#### Items

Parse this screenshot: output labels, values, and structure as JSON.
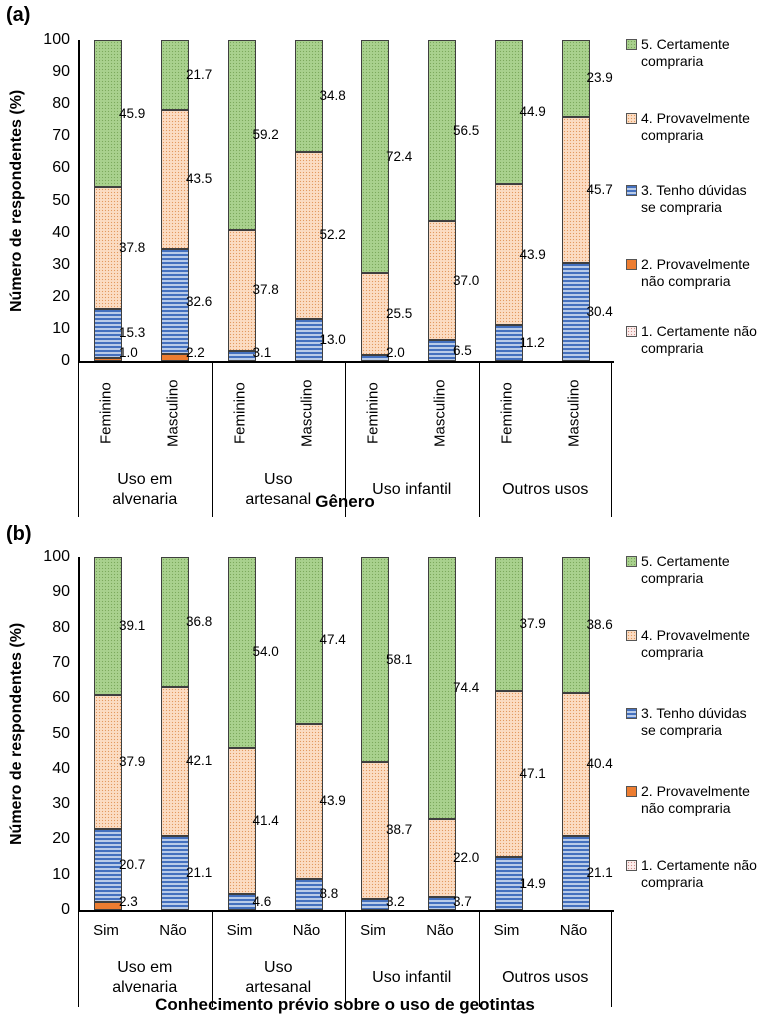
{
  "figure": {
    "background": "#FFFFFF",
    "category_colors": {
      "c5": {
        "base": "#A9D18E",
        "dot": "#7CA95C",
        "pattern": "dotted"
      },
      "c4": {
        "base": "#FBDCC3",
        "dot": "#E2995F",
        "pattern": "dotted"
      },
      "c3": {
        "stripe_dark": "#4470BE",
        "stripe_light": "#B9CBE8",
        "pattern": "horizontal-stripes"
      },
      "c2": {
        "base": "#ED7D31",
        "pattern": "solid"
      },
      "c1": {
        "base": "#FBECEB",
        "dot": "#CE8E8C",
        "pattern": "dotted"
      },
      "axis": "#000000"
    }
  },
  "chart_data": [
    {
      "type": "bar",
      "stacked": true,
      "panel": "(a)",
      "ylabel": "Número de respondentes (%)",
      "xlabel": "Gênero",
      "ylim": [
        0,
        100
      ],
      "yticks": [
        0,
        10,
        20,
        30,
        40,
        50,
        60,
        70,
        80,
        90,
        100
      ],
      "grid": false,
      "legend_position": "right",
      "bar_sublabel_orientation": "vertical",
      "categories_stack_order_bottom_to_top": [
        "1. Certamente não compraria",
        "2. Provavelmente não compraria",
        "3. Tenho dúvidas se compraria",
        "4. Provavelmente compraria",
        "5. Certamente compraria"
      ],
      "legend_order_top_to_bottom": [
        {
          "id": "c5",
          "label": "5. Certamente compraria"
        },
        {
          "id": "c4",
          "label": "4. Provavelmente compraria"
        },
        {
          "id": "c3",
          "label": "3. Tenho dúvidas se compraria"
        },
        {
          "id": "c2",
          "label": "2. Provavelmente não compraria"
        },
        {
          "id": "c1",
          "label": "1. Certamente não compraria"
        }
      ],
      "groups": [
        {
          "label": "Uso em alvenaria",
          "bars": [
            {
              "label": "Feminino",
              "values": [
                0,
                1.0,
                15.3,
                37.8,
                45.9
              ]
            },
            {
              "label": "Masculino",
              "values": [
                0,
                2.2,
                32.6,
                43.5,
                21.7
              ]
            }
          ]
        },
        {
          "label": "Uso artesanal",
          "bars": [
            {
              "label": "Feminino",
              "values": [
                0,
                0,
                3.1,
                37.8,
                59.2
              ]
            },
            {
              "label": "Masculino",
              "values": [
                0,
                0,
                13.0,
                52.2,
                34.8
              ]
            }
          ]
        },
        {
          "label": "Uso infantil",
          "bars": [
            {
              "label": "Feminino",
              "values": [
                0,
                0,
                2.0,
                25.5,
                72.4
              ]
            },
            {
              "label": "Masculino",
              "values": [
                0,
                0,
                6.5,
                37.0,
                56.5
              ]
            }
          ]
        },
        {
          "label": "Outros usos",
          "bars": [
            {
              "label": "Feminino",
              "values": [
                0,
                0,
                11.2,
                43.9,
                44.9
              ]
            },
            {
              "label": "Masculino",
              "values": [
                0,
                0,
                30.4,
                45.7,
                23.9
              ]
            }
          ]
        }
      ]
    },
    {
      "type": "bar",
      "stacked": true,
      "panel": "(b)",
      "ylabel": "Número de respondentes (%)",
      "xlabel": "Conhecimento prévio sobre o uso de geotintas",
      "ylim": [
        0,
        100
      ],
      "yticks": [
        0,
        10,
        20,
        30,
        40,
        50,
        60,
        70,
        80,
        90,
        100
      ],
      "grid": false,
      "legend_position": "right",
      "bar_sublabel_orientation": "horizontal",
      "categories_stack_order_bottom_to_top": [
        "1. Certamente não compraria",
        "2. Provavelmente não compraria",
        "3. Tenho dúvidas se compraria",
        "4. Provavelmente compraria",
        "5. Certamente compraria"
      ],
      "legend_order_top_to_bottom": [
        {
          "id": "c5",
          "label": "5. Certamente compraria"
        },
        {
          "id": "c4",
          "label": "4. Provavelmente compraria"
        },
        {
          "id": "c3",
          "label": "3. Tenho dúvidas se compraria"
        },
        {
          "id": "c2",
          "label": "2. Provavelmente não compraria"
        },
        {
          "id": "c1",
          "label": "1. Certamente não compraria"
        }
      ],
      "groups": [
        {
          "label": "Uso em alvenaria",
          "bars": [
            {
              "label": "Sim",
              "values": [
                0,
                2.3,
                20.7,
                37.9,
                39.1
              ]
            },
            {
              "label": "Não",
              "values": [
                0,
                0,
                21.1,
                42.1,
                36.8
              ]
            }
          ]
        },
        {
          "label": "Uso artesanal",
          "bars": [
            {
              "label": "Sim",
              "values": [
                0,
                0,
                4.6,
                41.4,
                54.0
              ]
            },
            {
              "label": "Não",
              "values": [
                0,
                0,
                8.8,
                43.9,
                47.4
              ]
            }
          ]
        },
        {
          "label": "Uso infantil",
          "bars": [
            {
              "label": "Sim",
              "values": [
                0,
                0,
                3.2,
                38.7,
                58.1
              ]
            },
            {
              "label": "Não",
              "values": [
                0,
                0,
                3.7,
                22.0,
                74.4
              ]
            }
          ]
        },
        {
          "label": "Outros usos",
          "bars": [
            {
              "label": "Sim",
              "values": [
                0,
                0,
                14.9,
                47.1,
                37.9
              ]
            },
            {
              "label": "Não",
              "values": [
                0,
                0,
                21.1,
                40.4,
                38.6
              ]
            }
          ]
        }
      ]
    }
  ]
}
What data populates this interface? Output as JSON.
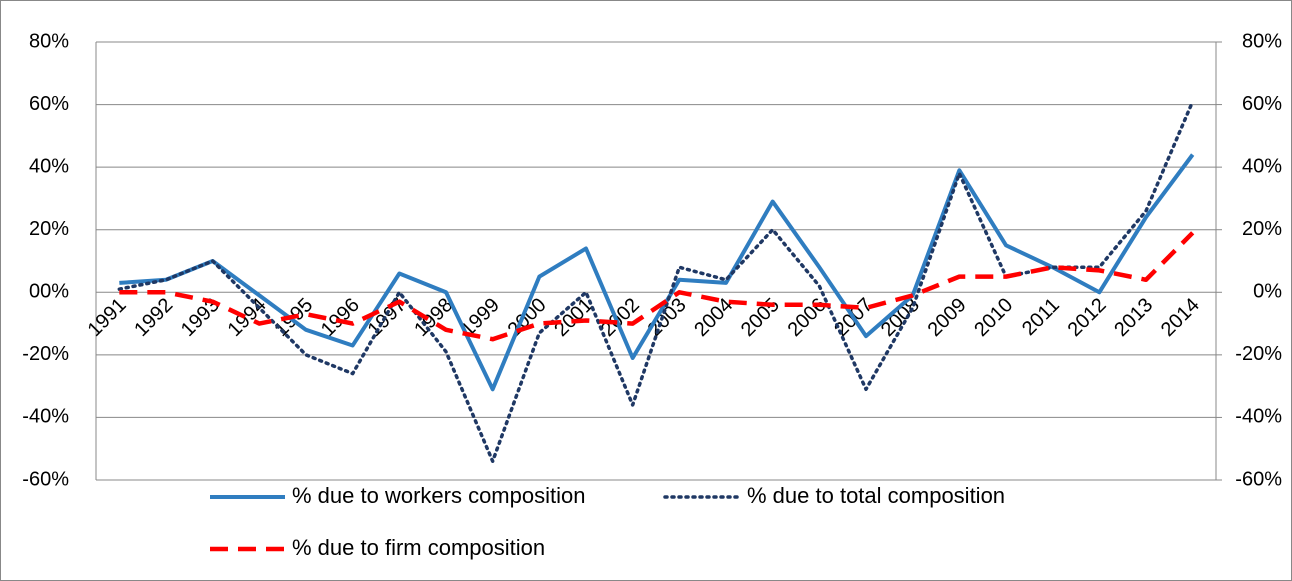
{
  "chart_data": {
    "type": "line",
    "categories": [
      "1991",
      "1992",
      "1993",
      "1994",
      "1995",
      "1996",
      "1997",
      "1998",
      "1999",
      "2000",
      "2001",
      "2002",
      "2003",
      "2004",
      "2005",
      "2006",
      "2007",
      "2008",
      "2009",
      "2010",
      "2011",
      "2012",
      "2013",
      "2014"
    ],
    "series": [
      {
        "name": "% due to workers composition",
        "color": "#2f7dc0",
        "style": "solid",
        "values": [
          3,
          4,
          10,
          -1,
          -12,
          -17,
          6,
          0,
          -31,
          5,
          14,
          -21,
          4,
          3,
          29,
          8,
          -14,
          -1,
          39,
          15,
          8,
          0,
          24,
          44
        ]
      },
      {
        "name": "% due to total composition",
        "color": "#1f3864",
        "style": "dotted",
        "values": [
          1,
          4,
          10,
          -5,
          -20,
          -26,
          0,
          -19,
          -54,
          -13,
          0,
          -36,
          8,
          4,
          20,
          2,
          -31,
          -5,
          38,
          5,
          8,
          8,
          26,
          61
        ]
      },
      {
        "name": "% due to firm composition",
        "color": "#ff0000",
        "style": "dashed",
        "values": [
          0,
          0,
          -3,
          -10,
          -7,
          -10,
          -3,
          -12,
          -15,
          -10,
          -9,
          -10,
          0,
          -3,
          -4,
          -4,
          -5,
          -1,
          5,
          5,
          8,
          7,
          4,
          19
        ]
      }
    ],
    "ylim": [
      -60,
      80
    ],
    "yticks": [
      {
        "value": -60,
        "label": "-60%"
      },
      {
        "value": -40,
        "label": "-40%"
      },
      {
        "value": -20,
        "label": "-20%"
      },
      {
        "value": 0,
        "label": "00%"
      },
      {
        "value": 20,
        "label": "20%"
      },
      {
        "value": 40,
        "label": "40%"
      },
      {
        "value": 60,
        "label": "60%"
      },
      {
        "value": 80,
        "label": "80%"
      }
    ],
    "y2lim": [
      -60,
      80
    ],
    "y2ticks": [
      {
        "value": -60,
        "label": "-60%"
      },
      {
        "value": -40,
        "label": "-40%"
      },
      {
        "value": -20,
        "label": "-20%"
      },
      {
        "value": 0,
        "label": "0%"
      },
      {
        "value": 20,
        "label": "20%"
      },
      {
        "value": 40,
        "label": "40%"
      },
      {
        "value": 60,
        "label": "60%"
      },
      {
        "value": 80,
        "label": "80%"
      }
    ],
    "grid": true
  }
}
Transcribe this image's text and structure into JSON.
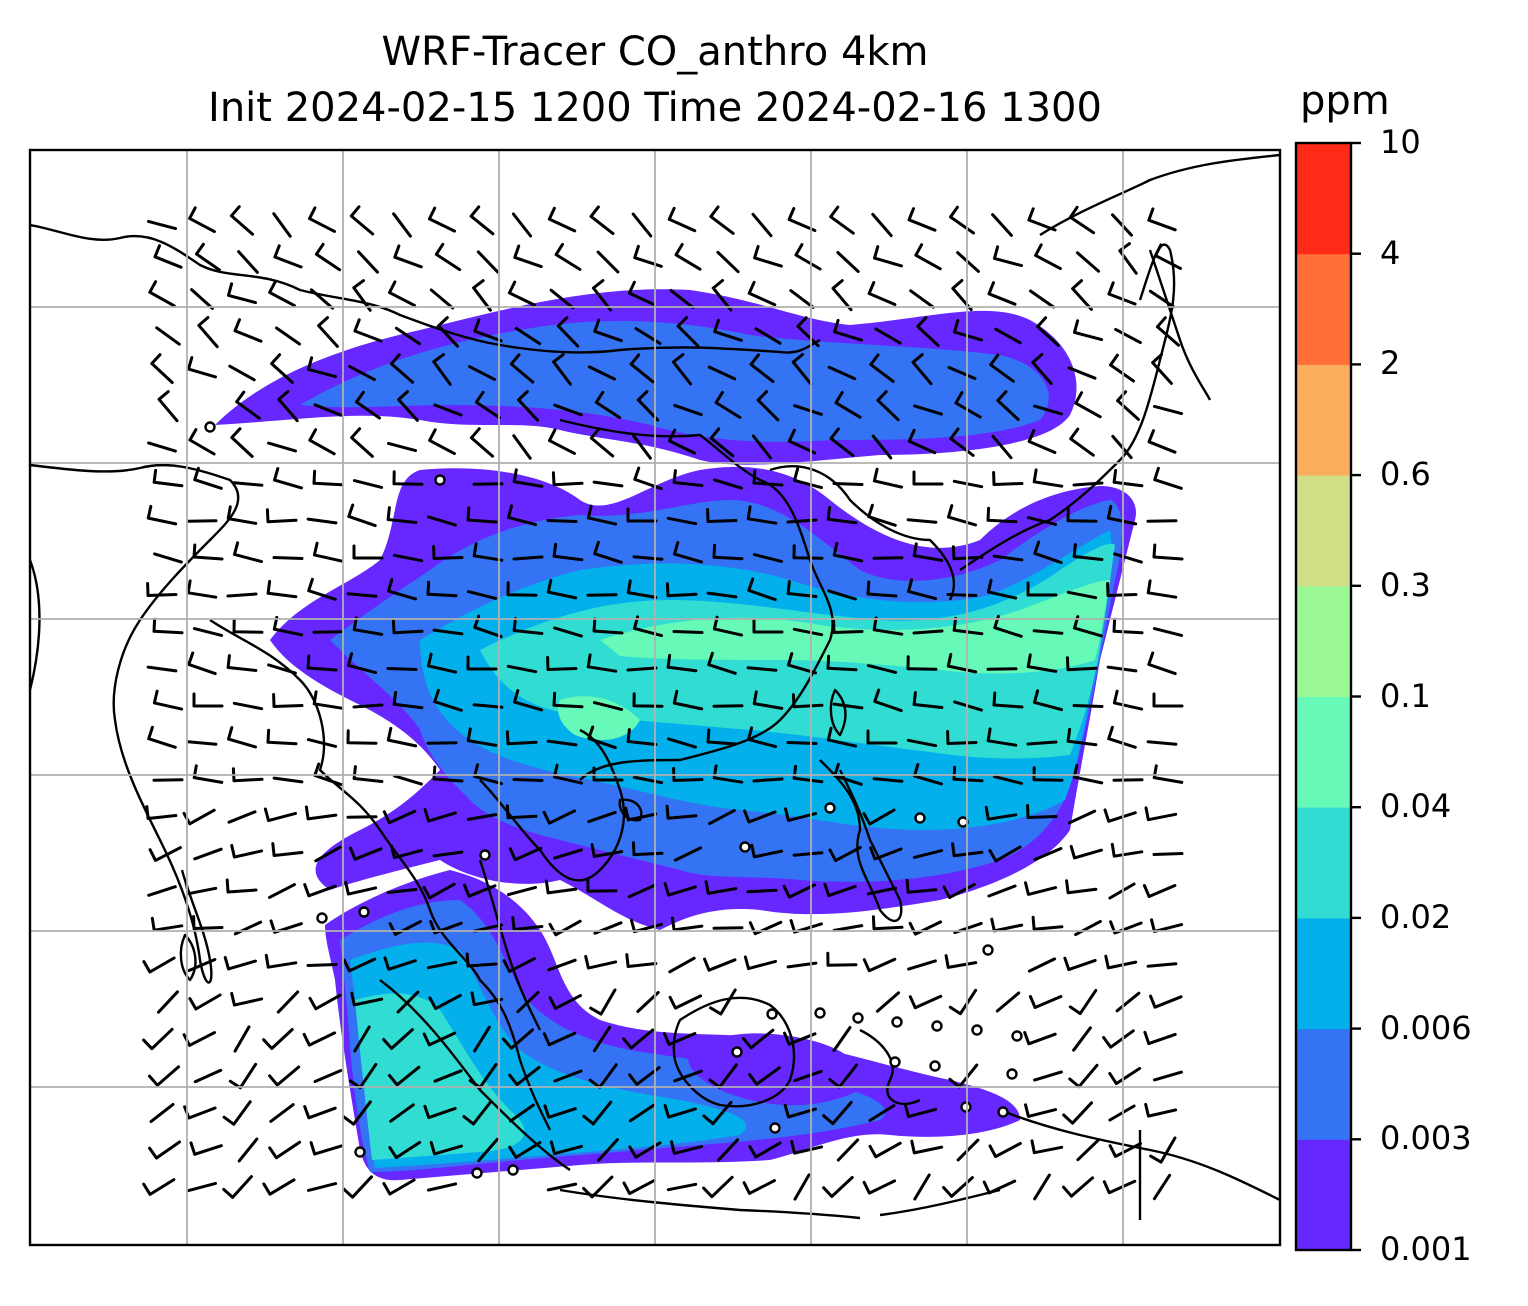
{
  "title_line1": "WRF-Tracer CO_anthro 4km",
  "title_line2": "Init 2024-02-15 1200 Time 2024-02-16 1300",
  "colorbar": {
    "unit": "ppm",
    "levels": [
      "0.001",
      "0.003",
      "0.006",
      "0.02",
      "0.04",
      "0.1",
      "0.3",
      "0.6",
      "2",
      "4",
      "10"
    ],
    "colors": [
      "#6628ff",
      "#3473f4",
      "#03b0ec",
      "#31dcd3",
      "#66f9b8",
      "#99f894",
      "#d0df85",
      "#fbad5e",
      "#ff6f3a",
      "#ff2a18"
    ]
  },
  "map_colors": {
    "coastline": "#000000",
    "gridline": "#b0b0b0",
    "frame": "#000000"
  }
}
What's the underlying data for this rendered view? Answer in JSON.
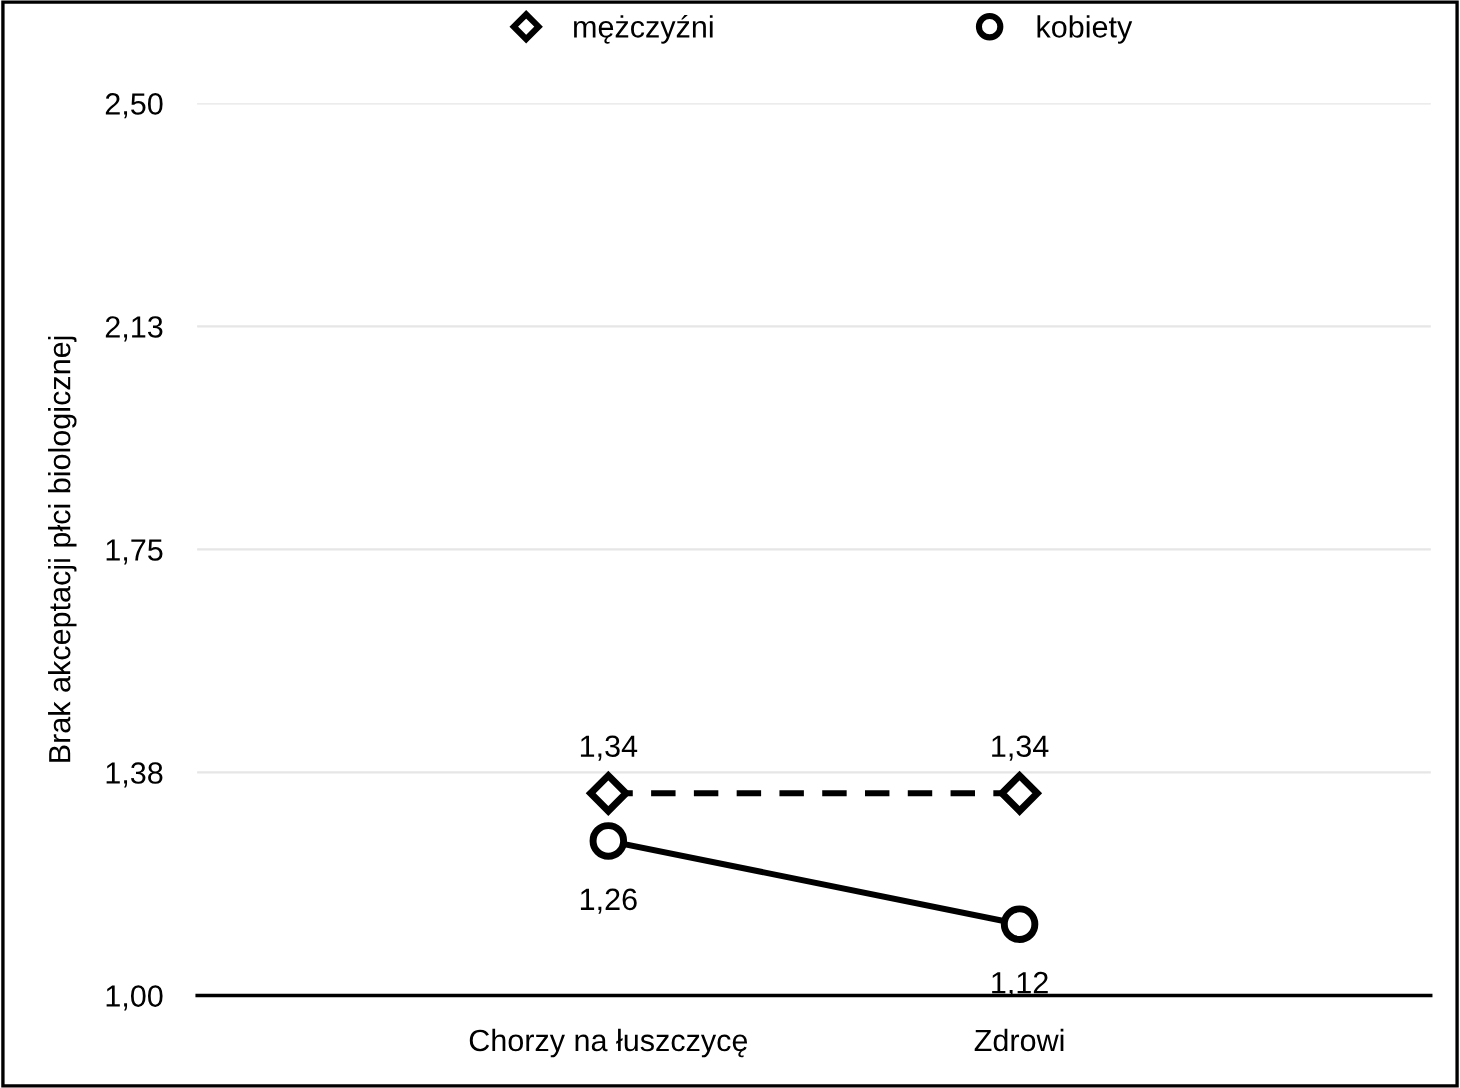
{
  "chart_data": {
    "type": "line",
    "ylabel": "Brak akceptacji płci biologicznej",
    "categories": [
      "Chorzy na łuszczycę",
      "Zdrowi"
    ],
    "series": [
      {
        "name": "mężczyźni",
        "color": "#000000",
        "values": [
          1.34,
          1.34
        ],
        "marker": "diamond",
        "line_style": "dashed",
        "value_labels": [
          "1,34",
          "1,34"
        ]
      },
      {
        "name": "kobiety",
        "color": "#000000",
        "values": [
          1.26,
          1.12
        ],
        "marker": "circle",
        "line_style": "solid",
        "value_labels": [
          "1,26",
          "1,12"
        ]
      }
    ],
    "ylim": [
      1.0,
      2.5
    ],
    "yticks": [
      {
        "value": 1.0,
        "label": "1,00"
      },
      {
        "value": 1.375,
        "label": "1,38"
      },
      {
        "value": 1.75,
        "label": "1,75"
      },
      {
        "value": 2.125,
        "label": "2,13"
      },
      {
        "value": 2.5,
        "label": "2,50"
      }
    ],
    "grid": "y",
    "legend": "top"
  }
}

########

Written request =>
Scan the material for lines with the word "horizontal", and copy each line you find.

Response to this task =>
        "pattern": "horizontal-stripes"
      "bar_sublabel_orientation": "horizontal",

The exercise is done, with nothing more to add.